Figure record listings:
-----

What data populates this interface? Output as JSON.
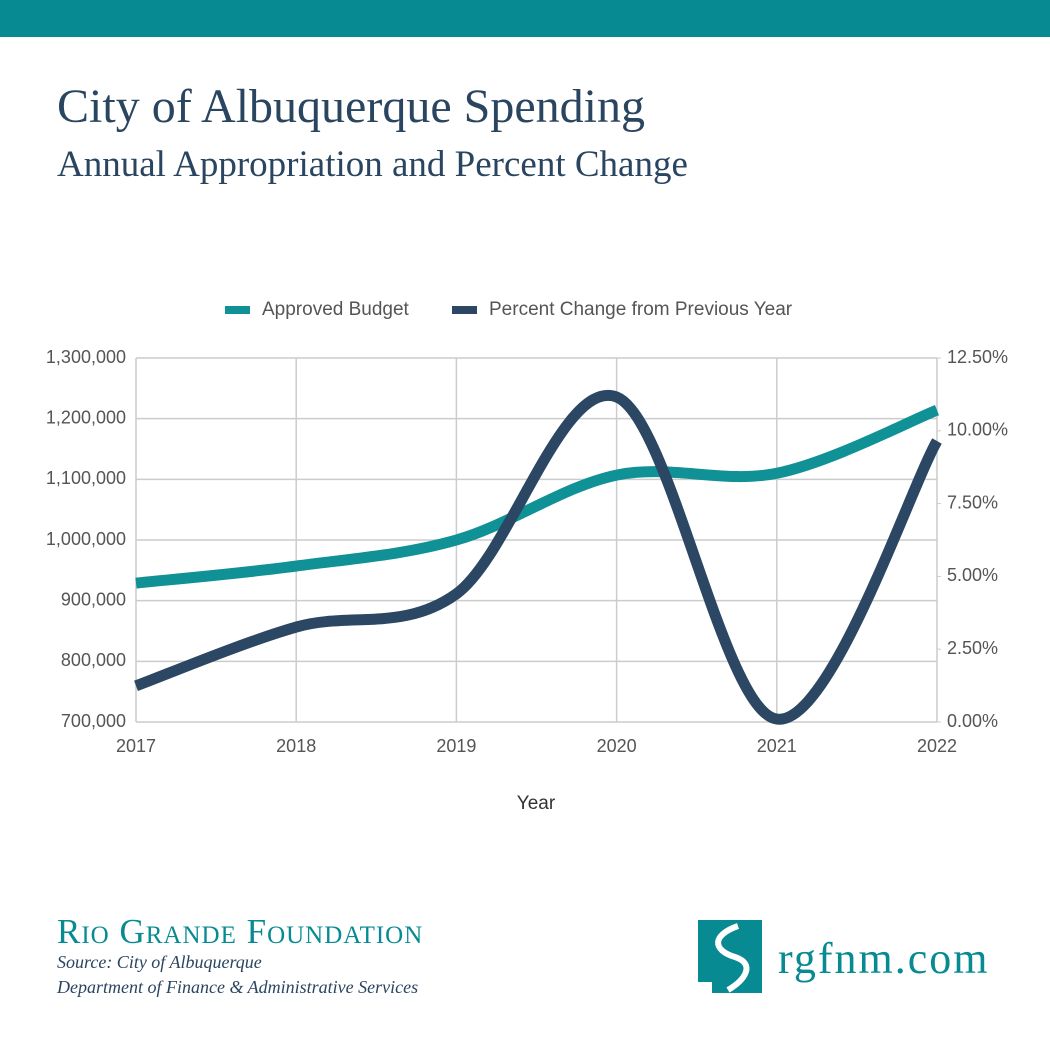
{
  "chart_data": {
    "type": "line",
    "title": "City of Albuquerque Spending",
    "subtitle": "Annual Appropriation and Percent Change",
    "x_label": "Year",
    "categories": [
      "2017",
      "2018",
      "2019",
      "2020",
      "2021",
      "2022"
    ],
    "series": [
      {
        "name": "Approved Budget",
        "color": "#0f9196",
        "values": [
          929000,
          957000,
          1000000,
          1107000,
          1110000,
          1214000
        ]
      },
      {
        "name": "Percent Change from Previous Year",
        "color": "#2b4763",
        "axis": "y2",
        "values": [
          1.24,
          3.26,
          4.4,
          11.16,
          0.1,
          9.65
        ]
      }
    ],
    "ylim": [
      700000,
      1300000
    ],
    "yticks": [
      {
        "value": 700000,
        "label": "700,000"
      },
      {
        "value": 800000,
        "label": "800,000"
      },
      {
        "value": 900000,
        "label": "900,000"
      },
      {
        "value": 1000000,
        "label": "1,000,000"
      },
      {
        "value": 1100000,
        "label": "1,100,000"
      },
      {
        "value": 1200000,
        "label": "1,200,000"
      },
      {
        "value": 1300000,
        "label": "1,300,000"
      }
    ],
    "y2lim": [
      0,
      12.5
    ],
    "y2ticks": [
      {
        "value": 0,
        "label": "0.00%"
      },
      {
        "value": 2.5,
        "label": "2.50%"
      },
      {
        "value": 5,
        "label": "5.00%"
      },
      {
        "value": 7.5,
        "label": "7.50%"
      },
      {
        "value": 10,
        "label": "10.00%"
      },
      {
        "value": 12.5,
        "label": "12.50%"
      }
    ],
    "grid": true,
    "legend": "top"
  },
  "footer": {
    "organization": "Rio Grande Foundation",
    "source": [
      "Source: City of Albuquerque",
      "Department of Finance & Administrative Services"
    ],
    "website": "rgfnm.com"
  }
}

-----

> **SHORT TASK**:
Go through the lines above. Select every one that has the string "Percent".

> **ANSWER TO THE EXERCISE**:
    "subtitle": "Annual Appropriation and Percent Change",
        "name": "Percent Change from Previous Year",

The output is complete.